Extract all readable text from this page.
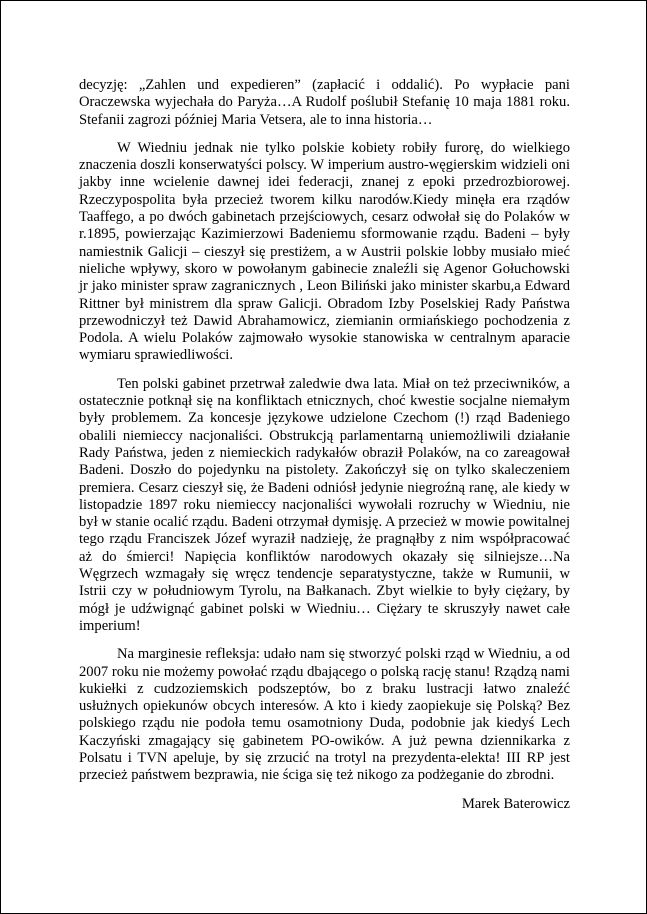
decyzję: „Zahlen und expedieren” (zapłacić i oddalić). Po wypłacie pani Oraczewska wyjechała do Paryża…A Rudolf poślubił Stefanię 10 maja 1881 roku. Stefanii zagrozi później Maria Vetsera, ale to inna historia…

W Wiedniu jednak nie tylko polskie kobiety robiły furorę, do wielkiego znaczenia doszli konserwatyści polscy. W imperium austro-węgierskim widzieli oni jakby inne wcielenie dawnej idei federacji, znanej z epoki przedrozbiorowej. Rzeczypospolita była przecież tworem kilku narodów.Kiedy minęła era rządów Taaffego, a po dwóch gabinetach przejściowych, cesarz odwołał się do Polaków w r.1895, powierzając Kazimierzowi Badeniemu sformowanie rządu. Badeni – były namiestnik Galicji – cieszył się prestiżem, a w Austrii polskie lobby musiało mieć nieliche wpływy, skoro w powołanym gabinecie znaleźli się Agenor Gołuchowski jr jako minister spraw zagranicznych , Leon Biliński jako minister skarbu,a Edward Rittner był ministrem dla spraw Galicji. Obradom Izby Poselskiej Rady Państwa przewodniczył też Dawid Abrahamowicz, ziemianin ormiańskiego pochodzenia z Podola. A wielu Polaków zajmowało wysokie stanowiska w centralnym aparacie wymiaru sprawiedliwości.

Ten polski gabinet przetrwał zaledwie dwa lata. Miał on też przeciwników, a ostatecznie potknął się na konfliktach etnicznych, choć kwestie socjalne niemałym były problemem. Za koncesje językowe udzielone Czechom (!) rząd Badeniego obalili niemieccy nacjonaliści. Obstrukcją parlamentarną uniemożliwili działanie Rady Państwa, jeden z niemieckich radykałów obraził Polaków, na co zareagował Badeni. Doszło do pojedynku na pistolety. Zakończył się on tylko skaleczeniem premiera. Cesarz cieszył się, że Badeni odniósł jedynie niegroźną ranę, ale kiedy w listopadzie 1897 roku niemieccy nacjonaliści wywołali rozruchy w Wiedniu, nie był w stanie ocalić rządu. Badeni otrzymał dymisję. A przecież w mowie powitalnej tego rządu Franciszek Józef wyraził nadzieję, że pragnąłby z nim współpracować aż do śmierci! Napięcia konfliktów narodowych okazały się silniejsze…Na Węgrzech wzmagały się wręcz tendencje separatystyczne, także w Rumunii, w Istrii czy w południowym Tyrolu, na Bałkanach. Zbyt wielkie to były ciężary, by mógł je udźwignąć gabinet polski w Wiedniu… Ciężary te skruszyły nawet całe imperium!

Na marginesie refleksja: udało nam się stworzyć polski rząd w Wiedniu, a od 2007 roku nie możemy powołać rządu dbającego o polską rację stanu! Rządzą nami kukiełki z cudzoziemskich podszeptów, bo z braku lustracji łatwo znaleźć usłużnych opiekunów obcych interesów. A kto i kiedy zaopiekuje się Polską? Bez polskiego rządu nie podoła temu osamotniony Duda, podobnie jak kiedyś Lech Kaczyński zmagający się gabinetem PO-owików. A już pewna dziennikarka z Polsatu i TVN apeluje, by się zrzucić na trotyl na prezydenta-elekta! III RP jest przecież państwem bezprawia, nie ściga się też nikogo za podżeganie do zbrodni.

Marek Baterowicz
----
## What is expected
Give the data again exactly as written, with all pictures left out.

## In response
Extract all readable text from this page.
decyzję: „Zahlen und expedieren” (zapłacić i oddalić). Po wypłacie pani Oraczewska wyjechała do Paryża…A Rudolf poślubił Stefanię 10 maja 1881 roku. Stefanii zagrozi później Maria Vetsera, ale to inna historia…

W Wiedniu jednak nie tylko polskie kobiety robiły furorę, do wielkiego znaczenia doszli konserwatyści polscy. W imperium austro-węgierskim widzieli oni jakby inne wcielenie dawnej idei federacji, znanej z epoki przedrozbiorowej. Rzeczypospolita była przecież tworem kilku narodów.Kiedy minęła era rządów Taaffego, a po dwóch gabinetach przejściowych, cesarz odwołał się do Polaków w r.1895, powierzając Kazimierzowi Badeniemu sformowanie rządu. Badeni – były namiestnik Galicji – cieszył się prestiżem, a w Austrii polskie lobby musiało mieć nieliche wpływy, skoro w powołanym gabinecie znaleźli się Agenor Gołuchowski jr jako minister spraw zagranicznych , Leon Biliński jako minister skarbu,a Edward Rittner był ministrem dla spraw Galicji. Obradom Izby Poselskiej Rady Państwa przewodniczył też Dawid Abrahamowicz, ziemianin ormiańskiego pochodzenia z Podola. A wielu Polaków zajmowało wysokie stanowiska w centralnym aparacie wymiaru sprawiedliwości.

Ten polski gabinet przetrwał zaledwie dwa lata. Miał on też przeciwników, a ostatecznie potknął się na konfliktach etnicznych, choć kwestie socjalne niemałym były problemem. Za koncesje językowe udzielone Czechom (!) rząd Badeniego obalili niemieccy nacjonaliści. Obstrukcją parlamentarną uniemożliwili działanie Rady Państwa, jeden z niemieckich radykałów obraził Polaków, na co zareagował Badeni. Doszło do pojedynku na pistolety. Zakończył się on tylko skaleczeniem premiera. Cesarz cieszył się, że Badeni odniósł jedynie niegroźną ranę, ale kiedy w listopadzie 1897 roku niemieccy nacjonaliści wywołali rozruchy w Wiedniu, nie był w stanie ocalić rządu. Badeni otrzymał dymisję. A przecież w mowie powitalnej tego rządu Franciszek Józef wyraził nadzieję, że pragnąłby z nim współpracować aż do śmierci! Napięcia konfliktów narodowych okazały się silniejsze…Na Węgrzech wzmagały się wręcz tendencje separatystyczne, także w Rumunii, w Istrii czy w południowym Tyrolu, na Bałkanach. Zbyt wielkie to były ciężary, by mógł je udźwignąć gabinet polski w Wiedniu… Ciężary te skruszyły nawet całe imperium!

Na marginesie refleksja: udało nam się stworzyć polski rząd w Wiedniu, a od 2007 roku nie możemy powołać rządu dbającego o polską rację stanu! Rządzą nami kukiełki z cudzoziemskich podszeptów, bo z braku lustracji łatwo znaleźć usłużnych opiekunów obcych interesów. A kto i kiedy zaopiekuje się Polską? Bez polskiego rządu nie podoła temu osamotniony Duda, podobnie jak kiedyś Lech Kaczyński zmagający się gabinetem PO-owików. A już pewna dziennikarka z Polsatu i TVN apeluje, by się zrzucić na trotyl na prezydenta-elekta! III RP jest przecież państwem bezprawia, nie ściga się też nikogo za podżeganie do zbrodni.

Marek Baterowicz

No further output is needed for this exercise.